Reproduce the following lines verbatim.

======== DATASET RECORDS

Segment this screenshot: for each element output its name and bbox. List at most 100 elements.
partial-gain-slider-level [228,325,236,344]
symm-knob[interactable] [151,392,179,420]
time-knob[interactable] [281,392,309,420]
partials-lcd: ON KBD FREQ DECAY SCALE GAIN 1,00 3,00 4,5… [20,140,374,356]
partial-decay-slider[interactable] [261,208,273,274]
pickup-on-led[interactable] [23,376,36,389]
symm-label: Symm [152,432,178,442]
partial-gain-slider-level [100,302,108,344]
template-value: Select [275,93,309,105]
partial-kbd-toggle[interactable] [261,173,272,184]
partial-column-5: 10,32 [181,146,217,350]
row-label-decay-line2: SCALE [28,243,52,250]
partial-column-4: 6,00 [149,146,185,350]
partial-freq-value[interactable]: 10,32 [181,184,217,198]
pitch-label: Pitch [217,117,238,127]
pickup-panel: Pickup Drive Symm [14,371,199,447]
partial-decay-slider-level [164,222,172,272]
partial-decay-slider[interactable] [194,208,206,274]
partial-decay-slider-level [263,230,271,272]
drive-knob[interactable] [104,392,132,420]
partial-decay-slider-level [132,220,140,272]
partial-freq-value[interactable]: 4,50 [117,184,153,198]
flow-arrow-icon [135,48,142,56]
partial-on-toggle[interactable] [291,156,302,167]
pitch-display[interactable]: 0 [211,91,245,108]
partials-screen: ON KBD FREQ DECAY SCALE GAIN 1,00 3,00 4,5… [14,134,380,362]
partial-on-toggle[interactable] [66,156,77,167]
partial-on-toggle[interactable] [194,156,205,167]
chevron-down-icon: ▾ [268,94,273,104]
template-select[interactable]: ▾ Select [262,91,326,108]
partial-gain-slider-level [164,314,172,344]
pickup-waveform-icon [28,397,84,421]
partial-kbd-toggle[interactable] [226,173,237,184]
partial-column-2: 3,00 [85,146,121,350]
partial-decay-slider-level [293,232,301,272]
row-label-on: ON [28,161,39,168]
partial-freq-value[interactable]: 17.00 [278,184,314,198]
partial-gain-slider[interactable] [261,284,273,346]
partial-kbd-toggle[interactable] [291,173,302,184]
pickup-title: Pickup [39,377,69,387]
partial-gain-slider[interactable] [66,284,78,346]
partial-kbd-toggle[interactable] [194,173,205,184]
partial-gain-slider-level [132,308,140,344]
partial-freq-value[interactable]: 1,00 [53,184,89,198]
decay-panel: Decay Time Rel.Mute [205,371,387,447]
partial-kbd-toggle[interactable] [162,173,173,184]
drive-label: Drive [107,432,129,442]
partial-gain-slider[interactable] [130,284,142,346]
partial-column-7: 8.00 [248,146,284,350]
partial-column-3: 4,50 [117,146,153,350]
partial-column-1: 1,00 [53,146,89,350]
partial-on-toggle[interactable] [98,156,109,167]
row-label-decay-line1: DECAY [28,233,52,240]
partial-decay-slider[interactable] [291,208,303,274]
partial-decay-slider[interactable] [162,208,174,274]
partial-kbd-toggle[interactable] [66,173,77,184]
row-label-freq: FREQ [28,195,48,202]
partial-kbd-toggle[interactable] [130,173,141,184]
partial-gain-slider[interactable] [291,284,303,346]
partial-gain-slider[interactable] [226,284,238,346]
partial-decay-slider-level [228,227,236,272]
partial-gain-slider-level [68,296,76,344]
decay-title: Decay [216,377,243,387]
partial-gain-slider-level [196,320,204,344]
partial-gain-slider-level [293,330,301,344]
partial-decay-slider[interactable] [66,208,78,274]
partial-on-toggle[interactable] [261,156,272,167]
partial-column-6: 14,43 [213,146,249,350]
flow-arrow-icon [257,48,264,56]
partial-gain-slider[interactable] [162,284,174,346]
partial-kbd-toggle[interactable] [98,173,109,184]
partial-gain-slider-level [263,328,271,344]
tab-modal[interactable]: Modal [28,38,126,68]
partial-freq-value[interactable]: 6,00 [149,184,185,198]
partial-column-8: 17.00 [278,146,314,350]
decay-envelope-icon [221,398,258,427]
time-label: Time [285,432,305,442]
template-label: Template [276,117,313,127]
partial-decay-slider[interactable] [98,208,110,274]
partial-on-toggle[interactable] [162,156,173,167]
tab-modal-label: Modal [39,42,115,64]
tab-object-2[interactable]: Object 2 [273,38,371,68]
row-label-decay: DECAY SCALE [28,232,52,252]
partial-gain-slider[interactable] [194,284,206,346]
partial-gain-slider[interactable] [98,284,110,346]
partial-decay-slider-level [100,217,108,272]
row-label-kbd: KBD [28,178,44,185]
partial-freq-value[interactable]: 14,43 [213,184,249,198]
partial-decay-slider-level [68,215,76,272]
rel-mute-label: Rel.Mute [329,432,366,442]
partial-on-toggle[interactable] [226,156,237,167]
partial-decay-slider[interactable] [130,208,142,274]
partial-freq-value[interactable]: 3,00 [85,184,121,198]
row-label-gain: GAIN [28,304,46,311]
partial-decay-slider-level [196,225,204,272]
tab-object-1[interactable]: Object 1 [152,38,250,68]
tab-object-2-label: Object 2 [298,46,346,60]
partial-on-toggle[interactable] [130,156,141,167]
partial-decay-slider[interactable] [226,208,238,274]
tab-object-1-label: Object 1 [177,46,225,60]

================

• RESULT:
Segment this screenshot: for each element output its name and bbox. List at most 100 elements.
partial-gain-slider-level [228,325,236,344]
symm-knob[interactable] [151,392,179,420]
time-knob[interactable] [281,392,309,420]
partials-lcd: ON KBD FREQ DECAY SCALE GAIN 1,00 3,00 4,5… [20,140,374,356]
partial-decay-slider[interactable] [261,208,273,274]
pickup-on-led[interactable] [23,376,36,389]
symm-label: Symm [152,432,178,442]
partial-gain-slider-level [100,302,108,344]
template-value: Select [275,93,309,105]
partial-kbd-toggle[interactable] [261,173,272,184]
partial-column-5: 10,32 [181,146,217,350]
row-label-decay-line2: SCALE [28,243,52,250]
partial-column-4: 6,00 [149,146,185,350]
partial-freq-value[interactable]: 10,32 [181,184,217,198]
pitch-label: Pitch [217,117,238,127]
pickup-panel: Pickup Drive Symm [14,371,199,447]
partial-decay-slider-level [164,222,172,272]
partial-decay-slider[interactable] [194,208,206,274]
partial-decay-slider-level [263,230,271,272]
drive-knob[interactable] [104,392,132,420]
partial-decay-slider-level [132,220,140,272]
partial-freq-value[interactable]: 4,50 [117,184,153,198]
flow-arrow-icon [135,48,142,56]
partial-on-toggle[interactable] [291,156,302,167]
pitch-display[interactable]: 0 [211,91,245,108]
partials-screen: ON KBD FREQ DECAY SCALE GAIN 1,00 3,00 4,5… [14,134,380,362]
partial-on-toggle[interactable] [66,156,77,167]
partial-on-toggle[interactable] [194,156,205,167]
chevron-down-icon: ▾ [268,94,273,104]
template-select[interactable]: ▾ Select [262,91,326,108]
partial-gain-slider-level [164,314,172,344]
pickup-waveform-icon [28,397,84,421]
partial-kbd-toggle[interactable] [226,173,237,184]
partial-column-2: 3,00 [85,146,121,350]
partial-decay-slider-level [293,232,301,272]
row-label-on: ON [28,161,39,168]
partial-freq-value[interactable]: 17.00 [278,184,314,198]
partial-gain-slider[interactable] [261,284,273,346]
partial-kbd-toggle[interactable] [291,173,302,184]
pickup-title: Pickup [39,377,69,387]
partial-gain-slider[interactable] [66,284,78,346]
partial-kbd-toggle[interactable] [194,173,205,184]
partial-gain-slider-level [132,308,140,344]
partial-freq-value[interactable]: 1,00 [53,184,89,198]
decay-panel: Decay Time Rel.Mute [205,371,387,447]
partial-kbd-toggle[interactable] [162,173,173,184]
drive-label: Drive [107,432,129,442]
partial-gain-slider[interactable] [130,284,142,346]
partial-column-7: 8.00 [248,146,284,350]
partial-column-3: 4,50 [117,146,153,350]
partial-column-1: 1,00 [53,146,89,350]
partial-on-toggle[interactable] [98,156,109,167]
row-label-decay-line1: DECAY [28,233,52,240]
partial-decay-slider[interactable] [291,208,303,274]
partial-decay-slider[interactable] [162,208,174,274]
partial-kbd-toggle[interactable] [66,173,77,184]
row-label-freq: FREQ [28,195,48,202]
partial-kbd-toggle[interactable] [130,173,141,184]
partial-gain-slider[interactable] [291,284,303,346]
partial-gain-slider[interactable] [226,284,238,346]
partial-decay-slider-level [228,227,236,272]
partial-gain-slider-level [68,296,76,344]
decay-title: Decay [216,377,243,387]
partial-gain-slider-level [196,320,204,344]
partial-gain-slider-level [293,330,301,344]
partial-decay-slider[interactable] [66,208,78,274]
partial-on-toggle[interactable] [261,156,272,167]
partial-column-6: 14,43 [213,146,249,350]
flow-arrow-icon [257,48,264,56]
partial-gain-slider[interactable] [162,284,174,346]
partial-kbd-toggle[interactable] [98,173,109,184]
partial-gain-slider-level [263,328,271,344]
tab-modal[interactable]: Modal [28,38,126,68]
partial-freq-value[interactable]: 6,00 [149,184,185,198]
partial-column-8: 17.00 [278,146,314,350]
decay-envelope-icon [221,398,258,427]
time-label: Time [285,432,305,442]
template-label: Template [276,117,313,127]
partial-decay-slider[interactable] [98,208,110,274]
partial-on-toggle[interactable] [162,156,173,167]
tab-modal-label: Modal [39,42,115,64]
tab-object-2[interactable]: Object 2 [273,38,371,68]
row-label-decay: DECAY SCALE [28,232,52,252]
partial-gain-slider[interactable] [194,284,206,346]
partial-gain-slider[interactable] [98,284,110,346]
partial-decay-slider-level [100,217,108,272]
row-label-kbd: KBD [28,178,44,185]
partial-freq-value[interactable]: 14,43 [213,184,249,198]
partial-decay-slider-level [68,215,76,272]
rel-mute-label: Rel.Mute [329,432,366,442]
partial-on-toggle[interactable] [226,156,237,167]
partial-decay-slider[interactable] [130,208,142,274]
partial-freq-value[interactable]: 3,00 [85,184,121,198]
row-label-gain: GAIN [28,304,46,311]
partial-decay-slider-level [196,225,204,272]
tab-object-1[interactable]: Object 1 [152,38,250,68]
tab-object-2-label: Object 2 [298,46,346,60]
partial-on-toggle[interactable] [130,156,141,167]
partial-decay-slider[interactable] [226,208,238,274]
tab-object-1-label: Object 1 [177,46,225,60]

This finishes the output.